● **SOURCE DATA**:
####

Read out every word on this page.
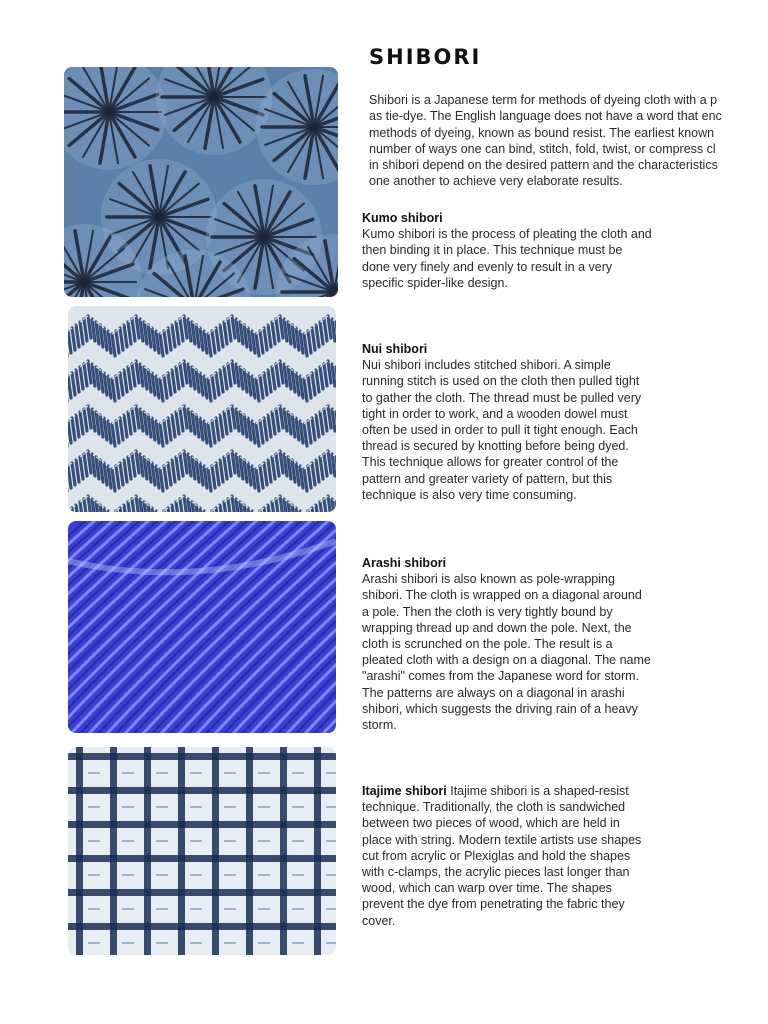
SHIBORI
Shibori is a Japanese term for methods of dyeing cloth with a p
as tie-dye. The English language does not have a word that enc
methods of dyeing, known as bound resist. The earliest known
number of ways one can bind, stitch, fold, twist, or compress cl
in shibori depend on the desired pattern and the characteristics
one another to achieve very elaborate results.
Kumo shibori
Kumo shibori is the process of pleating the cloth and
then binding it in place. This technique must be
done very finely and evenly to result in a very
specific spider-like design.
Nui shibori
Nui shibori includes stitched shibori. A simple
running stitch is used on the cloth then pulled tight
to gather the cloth. The thread must be pulled very
tight in order to work, and a wooden dowel must
often be used in order to pull it tight enough. Each
thread is secured by knotting before being dyed.
This technique allows for greater control of the
pattern and greater variety of pattern, but this
technique is also very time consuming.
Arashi shibori
Arashi shibori is also known as pole-wrapping
shibori. The cloth is wrapped on a diagonal around
a pole. Then the cloth is very tightly bound by
wrapping thread up and down the pole. Next, the
cloth is scrunched on the pole. The result is a
pleated cloth with a design on a diagonal. The name
"arashi" comes from the Japanese word for storm.
The patterns are always on a diagonal in arashi
shibori, which suggests the driving rain of a heavy
storm.
Itajime shibori Itajime shibori is a shaped-resist
technique. Traditionally, the cloth is sandwiched
between two pieces of wood, which are held in
place with string. Modern textile artists use shapes
cut from acrylic or Plexiglas and hold the shapes
with c-clamps, the acrylic pieces last longer than
wood, which can warp over time. The shapes
prevent the dye from penetrating the fabric they
cover.
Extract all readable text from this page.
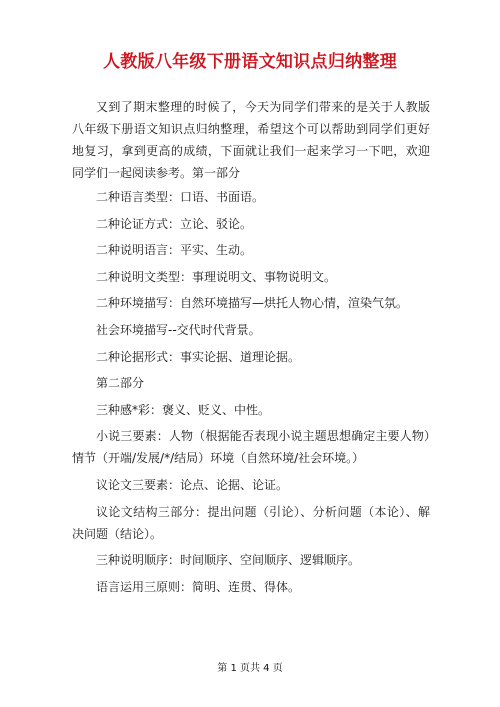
人教版八年级下册语文知识点归纳整理

又到了期末整理的时候了，今天为同学们带来的是关于人教版八年级下册语文知识点归纳整理，希望这个可以帮助到同学们更好地复习，拿到更高的成绩，下面就让我们一起来学习一下吧，欢迎同学们一起阅读参考。第一部分

二种语言类型：口语、书面语。

二种论证方式：立论、驳论。

二种说明语言：平实、生动。

二种说明文类型：事理说明文、事物说明文。

二种环境描写：自然环境描写—烘托人物心情，渲染气氛。

社会环境描写--交代时代背景。

二种论据形式：事实论据、道理论据。

第二部分

三种感*彩：褒义、贬义、中性。

小说三要素：人物（根据能否表现小说主题思想确定主要人物）情节（开端/发展/*/结局）环境（自然环境/社会环境。）

议论文三要素：论点、论据、论证。

议论文结构三部分：提出问题（引论）、分析问题（本论）、解决问题（结论）。

三种说明顺序：时间顺序、空间顺序、逻辑顺序。

语言运用三原则：简明、连贯、得体。

第 1 页共 4 页
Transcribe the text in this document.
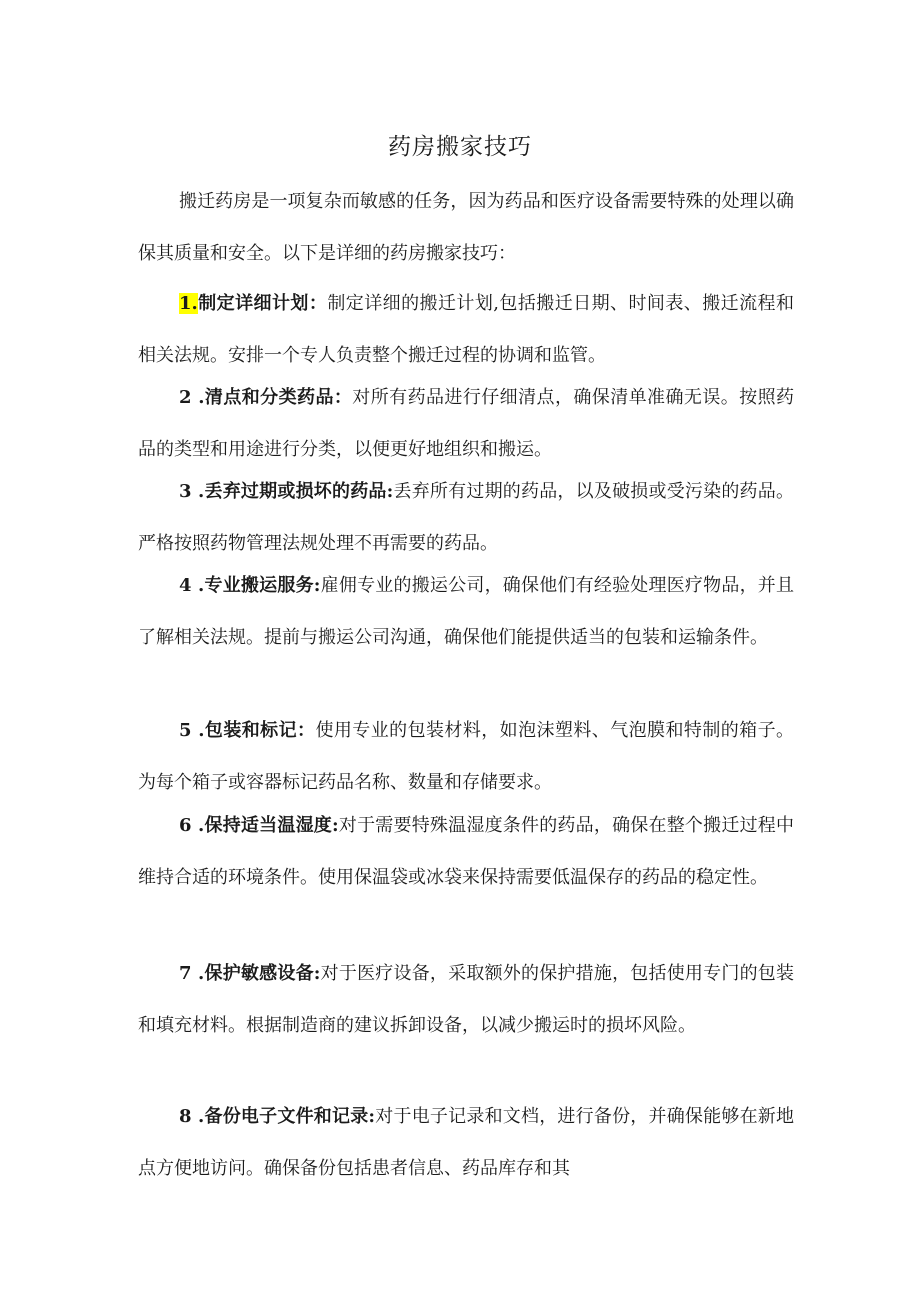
药房搬家技巧

搬迁药房是一项复杂而敏感的任务，因为药品和医疗设备需要特殊的处理以确保其质量和安全。以下是详细的药房搬家技巧：

1.制定详细计划：制定详细的搬迁计划,包括搬迁日期、时间表、搬迁流程和相关法规。安排一个专人负责整个搬迁过程的协调和监管。

2 .清点和分类药品：对所有药品进行仔细清点，确保清单准确无误。按照药品的类型和用途进行分类，以便更好地组织和搬运。

3 .丢弃过期或损坏的药品:丢弃所有过期的药品，以及破损或受污染的药品。严格按照药物管理法规处理不再需要的药品。

4 .专业搬运服务:雇佣专业的搬运公司，确保他们有经验处理医疗物品，并且了解相关法规。提前与搬运公司沟通，确保他们能提供适当的包装和运输条件。

5 .包装和标记：使用专业的包装材料，如泡沫塑料、气泡膜和特制的箱子。为每个箱子或容器标记药品名称、数量和存储要求。

6 .保持适当温湿度:对于需要特殊温湿度条件的药品，确保在整个搬迁过程中维持合适的环境条件。使用保温袋或冰袋来保持需要低温保存的药品的稳定性。

7 .保护敏感设备:对于医疗设备，采取额外的保护措施，包括使用专门的包装和填充材料。根据制造商的建议拆卸设备，以减少搬运时的损坏风险。

8 .备份电子文件和记录:对于电子记录和文档，进行备份，并确保能够在新地点方便地访问。确保备份包括患者信息、药品库存和其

####

● **WHAT THE TASK ASKS**: What is the number of lines in the records that contain the string "pieces"? Give only that number.

● **SOLUTION TO THIS PROBLEM**: 2